▸ **Dataset entries**:
---+---
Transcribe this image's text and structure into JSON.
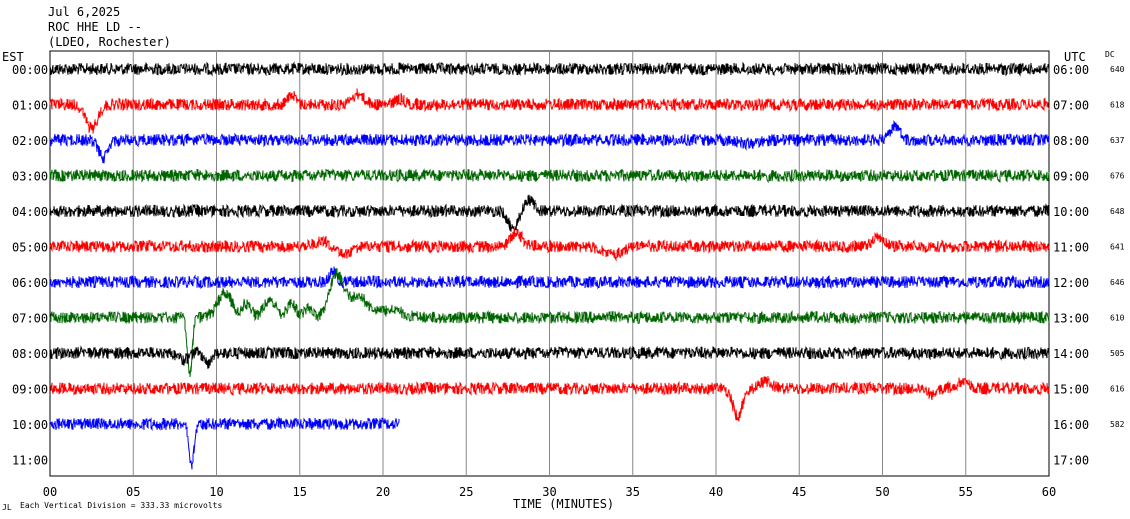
{
  "header": {
    "date": "Jul 6,2025",
    "station": "ROC HHE LD --",
    "location": "(LDEO, Rochester)"
  },
  "chart_data": {
    "type": "line",
    "title": "",
    "left_axis_title": "EST",
    "right_axis_title": "UTC",
    "dc_title": "DC",
    "xlabel": "TIME (MINUTES)",
    "xlim": [
      0,
      60
    ],
    "x_ticks": [
      "00",
      "05",
      "10",
      "15",
      "20",
      "25",
      "30",
      "35",
      "40",
      "45",
      "50",
      "55",
      "60"
    ],
    "grid": true,
    "scale_note": "Each Vertical Division =  333.33 microvolts",
    "scale_prefix": "JL",
    "colors": [
      "#000000",
      "#ff0000",
      "#0000ff",
      "#006600"
    ],
    "rows": [
      {
        "est": "00:00",
        "utc": "06:00",
        "dc": "640",
        "color": "#000000",
        "end_min": 60,
        "events": []
      },
      {
        "est": "01:00",
        "utc": "07:00",
        "dc": "618",
        "color": "#ff0000",
        "end_min": 60,
        "events": [
          [
            2.5,
            -3.5,
            0.5
          ],
          [
            14.5,
            1.5,
            0.3
          ],
          [
            18.5,
            1.5,
            0.5
          ],
          [
            21,
            0.8,
            0.4
          ]
        ]
      },
      {
        "est": "02:00",
        "utc": "08:00",
        "dc": "637",
        "color": "#0000ff",
        "end_min": 60,
        "events": [
          [
            3.2,
            -2.5,
            0.4
          ],
          [
            42,
            -0.5,
            0.8
          ],
          [
            50.8,
            2.0,
            0.4
          ]
        ]
      },
      {
        "est": "03:00",
        "utc": "09:00",
        "dc": "676",
        "color": "#006600",
        "end_min": 60,
        "events": []
      },
      {
        "est": "04:00",
        "utc": "10:00",
        "dc": "648",
        "color": "#000000",
        "end_min": 60,
        "events": [
          [
            27.8,
            -2.5,
            0.4
          ],
          [
            28.8,
            1.5,
            0.4
          ]
        ]
      },
      {
        "est": "05:00",
        "utc": "11:00",
        "dc": "641",
        "color": "#ff0000",
        "end_min": 60,
        "events": [
          [
            16.5,
            1.0,
            0.7
          ],
          [
            17.5,
            -1.2,
            0.8
          ],
          [
            28,
            2.0,
            0.5
          ],
          [
            33.8,
            -1.2,
            0.8
          ],
          [
            49.7,
            1.2,
            0.5
          ]
        ]
      },
      {
        "est": "06:00",
        "utc": "12:00",
        "dc": "646",
        "color": "#0000ff",
        "end_min": 60,
        "events": [
          [
            17,
            1.5,
            0.3
          ]
        ]
      },
      {
        "est": "07:00",
        "utc": "13:00",
        "dc": "610",
        "color": "#006600",
        "end_min": 60,
        "events": [
          [
            8.4,
            -8,
            0.2
          ],
          [
            10.5,
            3.5,
            0.6
          ],
          [
            11.8,
            2.0,
            0.4
          ],
          [
            13.2,
            2.5,
            0.5
          ],
          [
            14.5,
            2.0,
            0.4
          ],
          [
            15.5,
            1.5,
            0.3
          ],
          [
            17.2,
            6.0,
            0.6
          ],
          [
            18.5,
            3.0,
            0.8
          ],
          [
            20.5,
            1.0,
            1.0
          ]
        ]
      },
      {
        "est": "08:00",
        "utc": "14:00",
        "dc": "505",
        "color": "#000000",
        "end_min": 60,
        "events": [
          [
            8,
            -1.0,
            0.4
          ],
          [
            9.5,
            -1.5,
            0.3
          ]
        ]
      },
      {
        "est": "09:00",
        "utc": "15:00",
        "dc": "616",
        "color": "#ff0000",
        "end_min": 60,
        "events": [
          [
            41.3,
            -4.0,
            0.4
          ],
          [
            43,
            1.0,
            0.5
          ],
          [
            53,
            -1.0,
            0.3
          ],
          [
            54.8,
            1.0,
            0.5
          ]
        ]
      },
      {
        "est": "10:00",
        "utc": "16:00",
        "dc": "582",
        "color": "#0000ff",
        "end_min": 21,
        "events": [
          [
            8.5,
            -6.0,
            0.2
          ]
        ]
      },
      {
        "est": "11:00",
        "utc": "17:00",
        "dc": "",
        "color": "#006600",
        "end_min": 0,
        "events": []
      }
    ]
  }
}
---+---
▸ **Set task**: Repeat the listing in full and exactly. Do not include any images.

▸ **Result of the task**:
Transcribe this image's text and structure into JSON.
{
  "header": {
    "date": "Jul 6,2025",
    "station": "ROC HHE LD --",
    "location": "(LDEO, Rochester)"
  },
  "chart_data": {
    "type": "line",
    "title": "",
    "left_axis_title": "EST",
    "right_axis_title": "UTC",
    "dc_title": "DC",
    "xlabel": "TIME (MINUTES)",
    "xlim": [
      0,
      60
    ],
    "x_ticks": [
      "00",
      "05",
      "10",
      "15",
      "20",
      "25",
      "30",
      "35",
      "40",
      "45",
      "50",
      "55",
      "60"
    ],
    "grid": true,
    "scale_note": "Each Vertical Division =  333.33 microvolts",
    "scale_prefix": "JL",
    "colors": [
      "#000000",
      "#ff0000",
      "#0000ff",
      "#006600"
    ],
    "rows": [
      {
        "est": "00:00",
        "utc": "06:00",
        "dc": "640",
        "color": "#000000",
        "end_min": 60,
        "events": []
      },
      {
        "est": "01:00",
        "utc": "07:00",
        "dc": "618",
        "color": "#ff0000",
        "end_min": 60,
        "events": [
          [
            2.5,
            -3.5,
            0.5
          ],
          [
            14.5,
            1.5,
            0.3
          ],
          [
            18.5,
            1.5,
            0.5
          ],
          [
            21,
            0.8,
            0.4
          ]
        ]
      },
      {
        "est": "02:00",
        "utc": "08:00",
        "dc": "637",
        "color": "#0000ff",
        "end_min": 60,
        "events": [
          [
            3.2,
            -2.5,
            0.4
          ],
          [
            42,
            -0.5,
            0.8
          ],
          [
            50.8,
            2.0,
            0.4
          ]
        ]
      },
      {
        "est": "03:00",
        "utc": "09:00",
        "dc": "676",
        "color": "#006600",
        "end_min": 60,
        "events": []
      },
      {
        "est": "04:00",
        "utc": "10:00",
        "dc": "648",
        "color": "#000000",
        "end_min": 60,
        "events": [
          [
            27.8,
            -2.5,
            0.4
          ],
          [
            28.8,
            1.5,
            0.4
          ]
        ]
      },
      {
        "est": "05:00",
        "utc": "11:00",
        "dc": "641",
        "color": "#ff0000",
        "end_min": 60,
        "events": [
          [
            16.5,
            1.0,
            0.7
          ],
          [
            17.5,
            -1.2,
            0.8
          ],
          [
            28,
            2.0,
            0.5
          ],
          [
            33.8,
            -1.2,
            0.8
          ],
          [
            49.7,
            1.2,
            0.5
          ]
        ]
      },
      {
        "est": "06:00",
        "utc": "12:00",
        "dc": "646",
        "color": "#0000ff",
        "end_min": 60,
        "events": [
          [
            17,
            1.5,
            0.3
          ]
        ]
      },
      {
        "est": "07:00",
        "utc": "13:00",
        "dc": "610",
        "color": "#006600",
        "end_min": 60,
        "events": [
          [
            8.4,
            -8,
            0.2
          ],
          [
            10.5,
            3.5,
            0.6
          ],
          [
            11.8,
            2.0,
            0.4
          ],
          [
            13.2,
            2.5,
            0.5
          ],
          [
            14.5,
            2.0,
            0.4
          ],
          [
            15.5,
            1.5,
            0.3
          ],
          [
            17.2,
            6.0,
            0.6
          ],
          [
            18.5,
            3.0,
            0.8
          ],
          [
            20.5,
            1.0,
            1.0
          ]
        ]
      },
      {
        "est": "08:00",
        "utc": "14:00",
        "dc": "505",
        "color": "#000000",
        "end_min": 60,
        "events": [
          [
            8,
            -1.0,
            0.4
          ],
          [
            9.5,
            -1.5,
            0.3
          ]
        ]
      },
      {
        "est": "09:00",
        "utc": "15:00",
        "dc": "616",
        "color": "#ff0000",
        "end_min": 60,
        "events": [
          [
            41.3,
            -4.0,
            0.4
          ],
          [
            43,
            1.0,
            0.5
          ],
          [
            53,
            -1.0,
            0.3
          ],
          [
            54.8,
            1.0,
            0.5
          ]
        ]
      },
      {
        "est": "10:00",
        "utc": "16:00",
        "dc": "582",
        "color": "#0000ff",
        "end_min": 21,
        "events": [
          [
            8.5,
            -6.0,
            0.2
          ]
        ]
      },
      {
        "est": "11:00",
        "utc": "17:00",
        "dc": "",
        "color": "#006600",
        "end_min": 0,
        "events": []
      }
    ]
  }
}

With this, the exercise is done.